┌─ Material for this task
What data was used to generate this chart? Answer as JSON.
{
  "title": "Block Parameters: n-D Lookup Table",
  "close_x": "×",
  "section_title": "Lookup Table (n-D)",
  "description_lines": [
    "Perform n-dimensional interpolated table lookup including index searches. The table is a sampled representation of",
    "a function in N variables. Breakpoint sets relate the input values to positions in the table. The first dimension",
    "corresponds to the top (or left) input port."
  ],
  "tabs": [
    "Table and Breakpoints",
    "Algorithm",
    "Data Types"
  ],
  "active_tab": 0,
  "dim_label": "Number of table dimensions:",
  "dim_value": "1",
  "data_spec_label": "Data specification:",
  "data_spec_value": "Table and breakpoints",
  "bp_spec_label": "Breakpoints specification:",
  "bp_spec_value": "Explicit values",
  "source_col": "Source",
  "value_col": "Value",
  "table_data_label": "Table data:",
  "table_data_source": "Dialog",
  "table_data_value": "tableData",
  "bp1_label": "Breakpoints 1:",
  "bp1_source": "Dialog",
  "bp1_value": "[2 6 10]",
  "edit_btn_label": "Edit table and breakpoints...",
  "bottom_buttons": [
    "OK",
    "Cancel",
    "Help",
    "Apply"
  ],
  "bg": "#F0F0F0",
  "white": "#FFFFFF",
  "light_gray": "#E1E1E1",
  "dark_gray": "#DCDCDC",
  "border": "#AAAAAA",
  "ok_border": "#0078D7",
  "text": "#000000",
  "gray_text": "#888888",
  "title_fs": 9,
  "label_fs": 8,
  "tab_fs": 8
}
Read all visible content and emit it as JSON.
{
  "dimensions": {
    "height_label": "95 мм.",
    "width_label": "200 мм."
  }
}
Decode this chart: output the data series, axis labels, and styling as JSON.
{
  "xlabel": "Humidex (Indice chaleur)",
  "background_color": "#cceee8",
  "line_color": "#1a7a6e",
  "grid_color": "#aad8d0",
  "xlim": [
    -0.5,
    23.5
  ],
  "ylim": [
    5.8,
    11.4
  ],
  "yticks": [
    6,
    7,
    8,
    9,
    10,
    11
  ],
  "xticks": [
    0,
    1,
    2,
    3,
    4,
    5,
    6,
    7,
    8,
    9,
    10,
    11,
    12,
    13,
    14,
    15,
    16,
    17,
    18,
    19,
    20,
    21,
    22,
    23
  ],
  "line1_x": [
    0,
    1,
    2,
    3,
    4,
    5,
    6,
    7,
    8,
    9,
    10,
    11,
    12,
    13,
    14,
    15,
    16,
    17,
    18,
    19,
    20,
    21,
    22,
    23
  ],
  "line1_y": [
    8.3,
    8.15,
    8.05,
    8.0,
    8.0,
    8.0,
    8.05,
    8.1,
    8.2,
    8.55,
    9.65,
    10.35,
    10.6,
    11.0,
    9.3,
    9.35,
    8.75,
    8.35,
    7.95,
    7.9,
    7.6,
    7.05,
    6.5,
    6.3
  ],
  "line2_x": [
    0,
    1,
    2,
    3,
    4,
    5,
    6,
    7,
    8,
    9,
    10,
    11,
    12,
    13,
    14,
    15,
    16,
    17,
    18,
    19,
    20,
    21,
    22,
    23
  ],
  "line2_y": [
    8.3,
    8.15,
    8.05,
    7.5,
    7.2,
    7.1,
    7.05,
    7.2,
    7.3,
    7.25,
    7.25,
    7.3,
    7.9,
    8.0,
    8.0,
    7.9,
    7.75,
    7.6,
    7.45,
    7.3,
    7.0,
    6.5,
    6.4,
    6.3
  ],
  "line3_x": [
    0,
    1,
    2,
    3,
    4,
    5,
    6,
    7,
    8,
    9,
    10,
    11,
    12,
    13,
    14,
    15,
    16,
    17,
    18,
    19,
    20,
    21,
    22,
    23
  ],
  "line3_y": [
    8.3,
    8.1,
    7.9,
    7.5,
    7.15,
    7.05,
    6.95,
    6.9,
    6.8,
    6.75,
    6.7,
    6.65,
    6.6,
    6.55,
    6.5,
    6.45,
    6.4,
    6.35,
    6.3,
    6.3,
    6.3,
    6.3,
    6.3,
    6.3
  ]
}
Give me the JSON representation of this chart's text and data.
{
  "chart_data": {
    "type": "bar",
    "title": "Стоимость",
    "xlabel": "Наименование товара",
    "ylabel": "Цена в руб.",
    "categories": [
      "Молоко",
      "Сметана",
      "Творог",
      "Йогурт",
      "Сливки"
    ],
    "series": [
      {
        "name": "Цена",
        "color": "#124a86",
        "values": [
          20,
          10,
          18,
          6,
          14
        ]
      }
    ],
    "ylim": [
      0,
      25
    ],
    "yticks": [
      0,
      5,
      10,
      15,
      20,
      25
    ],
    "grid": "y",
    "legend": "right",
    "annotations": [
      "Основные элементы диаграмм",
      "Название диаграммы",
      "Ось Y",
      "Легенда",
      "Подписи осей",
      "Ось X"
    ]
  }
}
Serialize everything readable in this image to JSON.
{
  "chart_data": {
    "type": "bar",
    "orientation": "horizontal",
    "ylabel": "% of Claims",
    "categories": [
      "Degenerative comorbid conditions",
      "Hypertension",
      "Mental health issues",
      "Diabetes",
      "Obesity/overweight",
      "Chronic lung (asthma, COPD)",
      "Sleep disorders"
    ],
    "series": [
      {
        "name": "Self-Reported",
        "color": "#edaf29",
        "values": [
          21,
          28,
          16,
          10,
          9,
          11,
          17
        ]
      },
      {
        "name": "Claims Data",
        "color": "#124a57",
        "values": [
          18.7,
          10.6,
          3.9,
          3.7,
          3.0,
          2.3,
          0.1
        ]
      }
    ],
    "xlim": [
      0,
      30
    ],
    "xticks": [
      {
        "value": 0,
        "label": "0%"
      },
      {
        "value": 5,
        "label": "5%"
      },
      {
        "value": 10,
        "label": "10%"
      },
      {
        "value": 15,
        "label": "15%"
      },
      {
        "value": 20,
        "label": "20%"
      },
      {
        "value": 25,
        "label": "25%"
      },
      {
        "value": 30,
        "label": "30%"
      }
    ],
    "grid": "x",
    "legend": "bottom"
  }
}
└─
▶ **Task instructions**
Return all of the entries exactly as they were supplied.

▶ **Written solution**
What data was used to generate this chart? Answer as JSON.
{
  "title": "Block Parameters: n-D Lookup Table",
  "close_x": "×",
  "section_title": "Lookup Table (n-D)",
  "description_lines": [
    "Perform n-dimensional interpolated table lookup including index searches. The table is a sampled representation of",
    "a function in N variables. Breakpoint sets relate the input values to positions in the table. The first dimension",
    "corresponds to the top (or left) input port."
  ],
  "tabs": [
    "Table and Breakpoints",
    "Algorithm",
    "Data Types"
  ],
  "active_tab": 0,
  "dim_label": "Number of table dimensions:",
  "dim_value": "1",
  "data_spec_label": "Data specification:",
  "data_spec_value": "Table and breakpoints",
  "bp_spec_label": "Breakpoints specification:",
  "bp_spec_value": "Explicit values",
  "source_col": "Source",
  "value_col": "Value",
  "table_data_label": "Table data:",
  "table_data_source": "Dialog",
  "table_data_value": "tableData",
  "bp1_label": "Breakpoints 1:",
  "bp1_source": "Dialog",
  "bp1_value": "[2 6 10]",
  "edit_btn_label": "Edit table and breakpoints...",
  "bottom_buttons": [
    "OK",
    "Cancel",
    "Help",
    "Apply"
  ],
  "bg": "#F0F0F0",
  "white": "#FFFFFF",
  "light_gray": "#E1E1E1",
  "dark_gray": "#DCDCDC",
  "border": "#AAAAAA",
  "ok_border": "#0078D7",
  "text": "#000000",
  "gray_text": "#888888",
  "title_fs": 9,
  "label_fs": 8,
  "tab_fs": 8
}
Read all visible content and emit it as JSON.
{
  "dimensions": {
    "height_label": "95 мм.",
    "width_label": "200 мм."
  }
}
Decode this chart: output the data series, axis labels, and styling as JSON.
{
  "xlabel": "Humidex (Indice chaleur)",
  "background_color": "#cceee8",
  "line_color": "#1a7a6e",
  "grid_color": "#aad8d0",
  "xlim": [
    -0.5,
    23.5
  ],
  "ylim": [
    5.8,
    11.4
  ],
  "yticks": [
    6,
    7,
    8,
    9,
    10,
    11
  ],
  "xticks": [
    0,
    1,
    2,
    3,
    4,
    5,
    6,
    7,
    8,
    9,
    10,
    11,
    12,
    13,
    14,
    15,
    16,
    17,
    18,
    19,
    20,
    21,
    22,
    23
  ],
  "line1_x": [
    0,
    1,
    2,
    3,
    4,
    5,
    6,
    7,
    8,
    9,
    10,
    11,
    12,
    13,
    14,
    15,
    16,
    17,
    18,
    19,
    20,
    21,
    22,
    23
  ],
  "line1_y": [
    8.3,
    8.15,
    8.05,
    8.0,
    8.0,
    8.0,
    8.05,
    8.1,
    8.2,
    8.55,
    9.65,
    10.35,
    10.6,
    11.0,
    9.3,
    9.35,
    8.75,
    8.35,
    7.95,
    7.9,
    7.6,
    7.05,
    6.5,
    6.3
  ],
  "line2_x": [
    0,
    1,
    2,
    3,
    4,
    5,
    6,
    7,
    8,
    9,
    10,
    11,
    12,
    13,
    14,
    15,
    16,
    17,
    18,
    19,
    20,
    21,
    22,
    23
  ],
  "line2_y": [
    8.3,
    8.15,
    8.05,
    7.5,
    7.2,
    7.1,
    7.05,
    7.2,
    7.3,
    7.25,
    7.25,
    7.3,
    7.9,
    8.0,
    8.0,
    7.9,
    7.75,
    7.6,
    7.45,
    7.3,
    7.0,
    6.5,
    6.4,
    6.3
  ],
  "line3_x": [
    0,
    1,
    2,
    3,
    4,
    5,
    6,
    7,
    8,
    9,
    10,
    11,
    12,
    13,
    14,
    15,
    16,
    17,
    18,
    19,
    20,
    21,
    22,
    23
  ],
  "line3_y": [
    8.3,
    8.1,
    7.9,
    7.5,
    7.15,
    7.05,
    6.95,
    6.9,
    6.8,
    6.75,
    6.7,
    6.65,
    6.6,
    6.55,
    6.5,
    6.45,
    6.4,
    6.35,
    6.3,
    6.3,
    6.3,
    6.3,
    6.3,
    6.3
  ]
}
Give me the JSON representation of this chart's text and data.
{
  "chart_data": {
    "type": "bar",
    "title": "Стоимость",
    "xlabel": "Наименование товара",
    "ylabel": "Цена в руб.",
    "categories": [
      "Молоко",
      "Сметана",
      "Творог",
      "Йогурт",
      "Сливки"
    ],
    "series": [
      {
        "name": "Цена",
        "color": "#124a86",
        "values": [
          20,
          10,
          18,
          6,
          14
        ]
      }
    ],
    "ylim": [
      0,
      25
    ],
    "yticks": [
      0,
      5,
      10,
      15,
      20,
      25
    ],
    "grid": "y",
    "legend": "right",
    "annotations": [
      "Основные элементы диаграмм",
      "Название диаграммы",
      "Ось Y",
      "Легенда",
      "Подписи осей",
      "Ось X"
    ]
  }
}
Serialize everything readable in this image to JSON.
{
  "chart_data": {
    "type": "bar",
    "orientation": "horizontal",
    "ylabel": "% of Claims",
    "categories": [
      "Degenerative comorbid conditions",
      "Hypertension",
      "Mental health issues",
      "Diabetes",
      "Obesity/overweight",
      "Chronic lung (asthma, COPD)",
      "Sleep disorders"
    ],
    "series": [
      {
        "name": "Self-Reported",
        "color": "#edaf29",
        "values": [
          21,
          28,
          16,
          10,
          9,
          11,
          17
        ]
      },
      {
        "name": "Claims Data",
        "color": "#124a57",
        "values": [
          18.7,
          10.6,
          3.9,
          3.7,
          3.0,
          2.3,
          0.1
        ]
      }
    ],
    "xlim": [
      0,
      30
    ],
    "xticks": [
      {
        "value": 0,
        "label": "0%"
      },
      {
        "value": 5,
        "label": "5%"
      },
      {
        "value": 10,
        "label": "10%"
      },
      {
        "value": 15,
        "label": "15%"
      },
      {
        "value": 20,
        "label": "20%"
      },
      {
        "value": 25,
        "label": "25%"
      },
      {
        "value": 30,
        "label": "30%"
      }
    ],
    "grid": "x",
    "legend": "bottom"
  }
}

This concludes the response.